→ **Records supplied**

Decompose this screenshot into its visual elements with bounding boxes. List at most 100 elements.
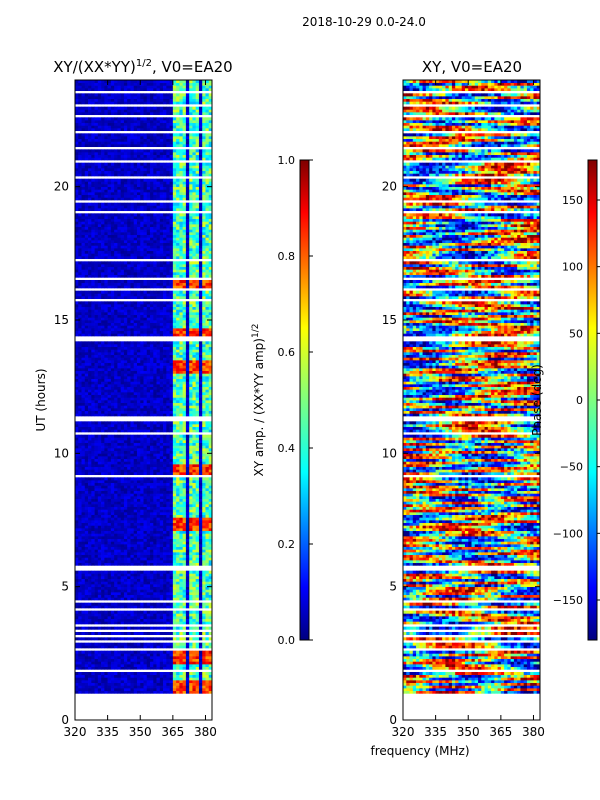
amplitude-cell <box>84 560 89 564</box>
amplitude-cell <box>84 464 89 468</box>
amplitude-cell <box>75 349 79 353</box>
amplitude-cell <box>140 464 144 468</box>
amplitude-cell <box>192 477 197 481</box>
amplitude-cell <box>88 602 92 606</box>
amplitude-cell <box>208 578 213 582</box>
amplitude-cell <box>114 376 118 380</box>
amplitude-cell <box>198 469 203 473</box>
amplitude-cell <box>185 456 190 460</box>
amplitude-cell <box>208 362 213 366</box>
amplitude-cell <box>153 424 157 428</box>
amplitude-cell <box>159 602 164 606</box>
amplitude-cell <box>195 642 200 646</box>
amplitude-cell <box>192 530 197 534</box>
amplitude-cell <box>185 661 190 665</box>
amplitude-cell <box>123 376 128 380</box>
amplitude-cell <box>114 346 118 350</box>
amplitude-cell <box>182 397 187 401</box>
amplitude-cell <box>110 370 115 374</box>
amplitude-cell <box>198 546 203 550</box>
amplitude-cell <box>146 456 151 460</box>
amplitude-cell <box>78 584 82 588</box>
amplitude-cell <box>169 493 174 497</box>
amplitude-cell <box>146 536 151 540</box>
amplitude-cell <box>88 581 92 585</box>
amplitude-cell <box>143 482 148 486</box>
amplitude-cell <box>208 584 213 588</box>
amplitude-cell <box>198 450 203 454</box>
amplitude-cell <box>150 490 154 494</box>
amplitude-cell <box>104 544 108 548</box>
amplitude-cell <box>153 656 157 660</box>
amplitude-cell <box>208 376 213 380</box>
amplitude-cell <box>172 626 177 630</box>
amplitude-cell <box>140 472 144 476</box>
amplitude-cell <box>133 672 138 676</box>
amplitude-cell <box>107 424 112 428</box>
amplitude-cell <box>172 429 177 433</box>
amplitude-cell <box>156 389 161 393</box>
amplitude-cell <box>156 376 161 380</box>
amplitude-cell <box>153 589 157 593</box>
amplitude-cell <box>104 426 108 430</box>
amplitude-cell <box>159 469 164 473</box>
amplitude-cell <box>156 666 161 670</box>
amplitude-cell <box>78 477 82 481</box>
amplitude-cell <box>159 354 164 358</box>
amplitude-cell <box>91 549 95 553</box>
amplitude-cell <box>146 370 151 374</box>
amplitude-cell <box>110 381 115 385</box>
amplitude-cell <box>185 392 190 396</box>
amplitude-cell <box>153 546 157 550</box>
amplitude-cell <box>153 549 157 553</box>
amplitude-cell <box>166 413 170 417</box>
amplitude-cell <box>110 445 115 449</box>
amplitude-cell <box>117 576 122 580</box>
amplitude-cell <box>88 429 92 433</box>
amplitude-cell <box>176 458 180 462</box>
amplitude-cell <box>179 512 183 516</box>
amplitude-cell <box>104 581 108 585</box>
amplitude-cell <box>205 592 210 596</box>
amplitude-cell <box>153 677 157 681</box>
amplitude-cell <box>133 546 138 550</box>
amplitude-cell <box>143 517 148 521</box>
amplitude-cell <box>143 389 148 393</box>
amplitude-cell <box>107 341 112 345</box>
amplitude-cell <box>75 376 79 380</box>
amplitude-cell <box>169 674 174 678</box>
amplitude-cell <box>114 466 118 470</box>
amplitude-cell <box>202 621 206 625</box>
amplitude-cell <box>136 362 141 366</box>
amplitude-cell <box>185 485 190 489</box>
amplitude-cell <box>153 576 157 580</box>
amplitude-cell <box>143 557 148 561</box>
amplitude-cell <box>75 389 79 393</box>
amplitude-cell <box>159 402 164 406</box>
amplitude-cell <box>185 552 190 556</box>
amplitude-cell <box>110 469 115 473</box>
amplitude-cell <box>140 690 144 694</box>
amplitude-cell <box>198 381 203 385</box>
amplitude-cell <box>81 357 86 361</box>
amplitude-cell <box>205 586 210 590</box>
amplitude-cell <box>94 333 99 337</box>
amplitude-cell <box>156 512 161 516</box>
amplitude-cell <box>172 472 177 476</box>
amplitude-cell <box>97 658 102 662</box>
amplitude-cell <box>172 370 177 374</box>
amplitude-cell <box>88 504 92 508</box>
amplitude-cell <box>136 405 141 409</box>
amplitude-cell <box>205 597 210 601</box>
amplitude-cell <box>107 384 112 388</box>
amplitude-cell <box>202 464 206 468</box>
amplitude-cell <box>130 352 135 356</box>
amplitude-cell <box>88 405 92 409</box>
amplitude-cell <box>176 578 180 582</box>
amplitude-cell <box>78 368 82 372</box>
amplitude-cell <box>114 557 118 561</box>
amplitude-cell <box>169 509 174 513</box>
amplitude-cell <box>78 538 82 542</box>
amplitude-cell <box>182 386 187 390</box>
amplitude-cell <box>153 533 157 537</box>
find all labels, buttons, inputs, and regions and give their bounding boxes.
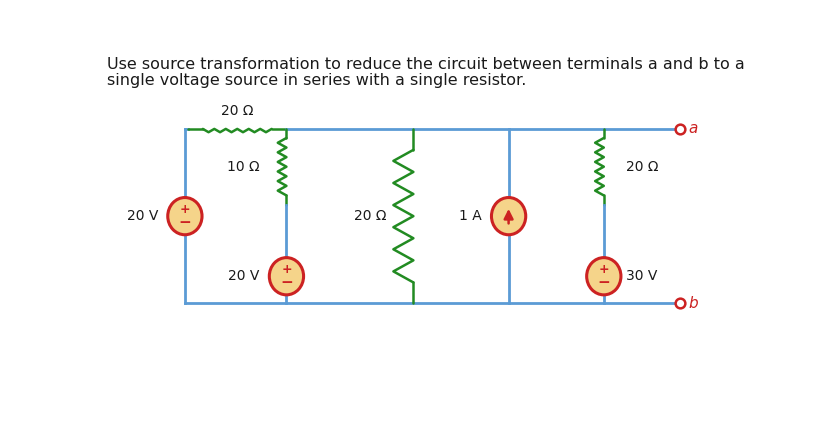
Text: +: + [281,263,292,276]
Text: 20 V: 20 V [127,209,158,223]
Text: −: − [179,215,192,230]
Text: 20 V: 20 V [229,269,260,283]
Text: −: − [597,275,610,290]
Text: 30 V: 30 V [626,269,658,283]
Text: b: b [689,296,699,311]
Text: a: a [689,122,699,137]
Ellipse shape [168,198,202,235]
Ellipse shape [269,258,304,295]
Text: 1 A: 1 A [459,209,482,223]
Ellipse shape [586,258,621,295]
Text: 20 Ω: 20 Ω [355,209,387,223]
Text: single voltage source in series with a single resistor.: single voltage source in series with a s… [107,73,527,88]
Ellipse shape [491,198,526,235]
Text: 10 Ω: 10 Ω [227,160,260,174]
Text: +: + [599,263,609,276]
Text: Use source transformation to reduce the circuit between terminals a and b to a: Use source transformation to reduce the … [107,57,745,72]
Text: 20 Ω: 20 Ω [626,160,658,174]
Text: 20 Ω: 20 Ω [221,104,254,118]
Text: −: − [280,275,293,290]
Text: +: + [179,203,190,216]
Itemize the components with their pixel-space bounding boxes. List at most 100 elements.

→ **Problem statement**
Give every line of the records above as a JSON list of strings, one string per line, with blank lines and pictures left out.

→ **Correct answer**
[
  "Decompose this screenshot into its visual elements with bounding boxes. List at most 100 elements.",
  "amplitude-cell <box>84 560 89 564</box>",
  "amplitude-cell <box>84 464 89 468</box>",
  "amplitude-cell <box>75 349 79 353</box>",
  "amplitude-cell <box>140 464 144 468</box>",
  "amplitude-cell <box>192 477 197 481</box>",
  "amplitude-cell <box>88 602 92 606</box>",
  "amplitude-cell <box>208 578 213 582</box>",
  "amplitude-cell <box>114 376 118 380</box>",
  "amplitude-cell <box>198 469 203 473</box>",
  "amplitude-cell <box>185 456 190 460</box>",
  "amplitude-cell <box>208 362 213 366</box>",
  "amplitude-cell <box>153 424 157 428</box>",
  "amplitude-cell <box>159 602 164 606</box>",
  "amplitude-cell <box>195 642 200 646</box>",
  "amplitude-cell <box>192 530 197 534</box>",
  "amplitude-cell <box>185 661 190 665</box>",
  "amplitude-cell <box>123 376 128 380</box>",
  "amplitude-cell <box>114 346 118 350</box>",
  "amplitude-cell <box>182 397 187 401</box>",
  "amplitude-cell <box>110 370 115 374</box>",
  "amplitude-cell <box>198 546 203 550</box>",
  "amplitude-cell <box>146 456 151 460</box>",
  "amplitude-cell <box>78 584 82 588</box>",
  "amplitude-cell <box>169 493 174 497</box>",
  "amplitude-cell <box>146 536 151 540</box>",
  "amplitude-cell <box>88 581 92 585</box>",
  "amplitude-cell <box>143 482 148 486</box>",
  "amplitude-cell <box>208 584 213 588</box>",
  "amplitude-cell <box>198 450 203 454</box>",
  "amplitude-cell <box>150 490 154 494</box>",
  "amplitude-cell <box>104 544 108 548</box>",
  "amplitude-cell <box>153 656 157 660</box>",
  "amplitude-cell <box>208 376 213 380</box>",
  "amplitude-cell <box>172 626 177 630</box>",
  "amplitude-cell <box>140 472 144 476</box>",
  "amplitude-cell <box>133 672 138 676</box>",
  "amplitude-cell <box>107 424 112 428</box>",
  "amplitude-cell <box>172 429 177 433</box>",
  "amplitude-cell <box>156 389 161 393</box>",
  "amplitude-cell <box>156 376 161 380</box>",
  "amplitude-cell <box>153 589 157 593</box>",
  "amplitude-cell <box>104 426 108 430</box>",
  "amplitude-cell <box>159 469 164 473</box>",
  "amplitude-cell <box>156 666 161 670</box>",
  "amplitude-cell <box>78 477 82 481</box>",
  "amplitude-cell <box>159 354 164 358</box>",
  "amplitude-cell <box>91 549 95 553</box>",
  "amplitude-cell <box>146 370 151 374</box>",
  "amplitude-cell <box>110 381 115 385</box>",
  "amplitude-cell <box>185 392 190 396</box>",
  "amplitude-cell <box>153 546 157 550</box>",
  "amplitude-cell <box>153 549 157 553</box>",
  "amplitude-cell <box>166 413 170 417</box>",
  "amplitude-cell <box>110 445 115 449</box>",
  "amplitude-cell <box>117 576 122 580</box>",
  "amplitude-cell <box>88 429 92 433</box>",
  "amplitude-cell <box>176 458 180 462</box>",
  "amplitude-cell <box>179 512 183 516</box>",
  "amplitude-cell <box>104 581 108 585</box>",
  "amplitude-cell <box>205 592 210 596</box>",
  "amplitude-cell <box>153 677 157 681</box>",
  "amplitude-cell <box>133 546 138 550</box>",
  "amplitude-cell <box>143 517 148 521</box>",
  "amplitude-cell <box>143 389 148 393</box>",
  "amplitude-cell <box>107 341 112 345</box>",
  "amplitude-cell <box>75 376 79 380</box>",
  "amplitude-cell <box>169 674 174 678</box>",
  "amplitude-cell <box>114 466 118 470</box>",
  "amplitude-cell <box>202 621 206 625</box>",
  "amplitude-cell <box>136 362 141 366</box>",
  "amplitude-cell <box>185 485 190 489</box>",
  "amplitude-cell <box>153 576 157 580</box>",
  "amplitude-cell <box>143 557 148 561</box>",
  "amplitude-cell <box>75 389 79 393</box>",
  "amplitude-cell <box>159 402 164 406</box>",
  "amplitude-cell <box>185 552 190 556</box>",
  "amplitude-cell <box>110 469 115 473</box>",
  "amplitude-cell <box>140 690 144 694</box>",
  "amplitude-cell <box>198 381 203 385</box>",
  "amplitude-cell <box>81 357 86 361</box>",
  "amplitude-cell <box>205 586 210 590</box>",
  "amplitude-cell <box>94 333 99 337</box>",
  "amplitude-cell <box>156 512 161 516</box>",
  "amplitude-cell <box>172 472 177 476</box>",
  "amplitude-cell <box>97 658 102 662</box>",
  "amplitude-cell <box>172 370 177 374</box>",
  "amplitude-cell <box>88 504 92 508</box>",
  "amplitude-cell <box>136 405 141 409</box>",
  "amplitude-cell <box>205 597 210 601</box>",
  "amplitude-cell <box>107 384 112 388</box>",
  "amplitude-cell <box>202 464 206 468</box>",
  "amplitude-cell <box>130 352 135 356</box>",
  "amplitude-cell <box>88 405 92 409</box>",
  "amplitude-cell <box>176 578 180 582</box>",
  "amplitude-cell <box>78 368 82 372</box>",
  "amplitude-cell <box>114 557 118 561</box>",
  "amplitude-cell <box>169 509 174 513</box>",
  "amplitude-cell <box>78 538 82 542</box>",
  "amplitude-cell <box>182 386 187 390</box>",
  "amplitude-cell <box>153 533 157 537</box>",
  "find all labels, buttons, inputs, and regions and give their bounding boxes.",
  "Text: +: + [281,263,292,276]",
  "Text: 20 V: 20 V [127,209,158,223]",
  "Text: −: − [179,215,192,230]",
  "Text: 20 V: 20 V [229,269,260,283]",
  "Text: −: − [597,275,610,290]",
  "Text: 30 V: 30 V [626,269,658,283]",
  "Text: b: b [689,296,699,311]",
  "Text: a: a [689,122,699,137]",
  "Ellipse shape [168,198,202,235]",
  "Ellipse shape [269,258,304,295]",
  "Text: 1 A: 1 A [459,209,482,223]",
  "Ellipse shape [586,258,621,295]",
  "Text: 20 Ω: 20 Ω [355,209,387,223]",
  "Text: single voltage source in series with a single resistor.: single voltage source in series with a s… [107,73,527,88]",
  "Ellipse shape [491,198,526,235]",
  "Text: 10 Ω: 10 Ω [227,160,260,174]",
  "Text: +: + [599,263,609,276]",
  "Text: Use source transformation to reduce the circuit between terminals a and b to a: Use source transformation to reduce the … [107,57,745,72]",
  "Text: 20 Ω: 20 Ω [626,160,658,174]",
  "Text: 20 Ω: 20 Ω [221,104,254,118]",
  "Text: −: − [280,275,293,290]",
  "Text: +: + [179,203,190,216]",
  "Itemize the components with their pixel-space bounding boxes. List at most 100 elements."
]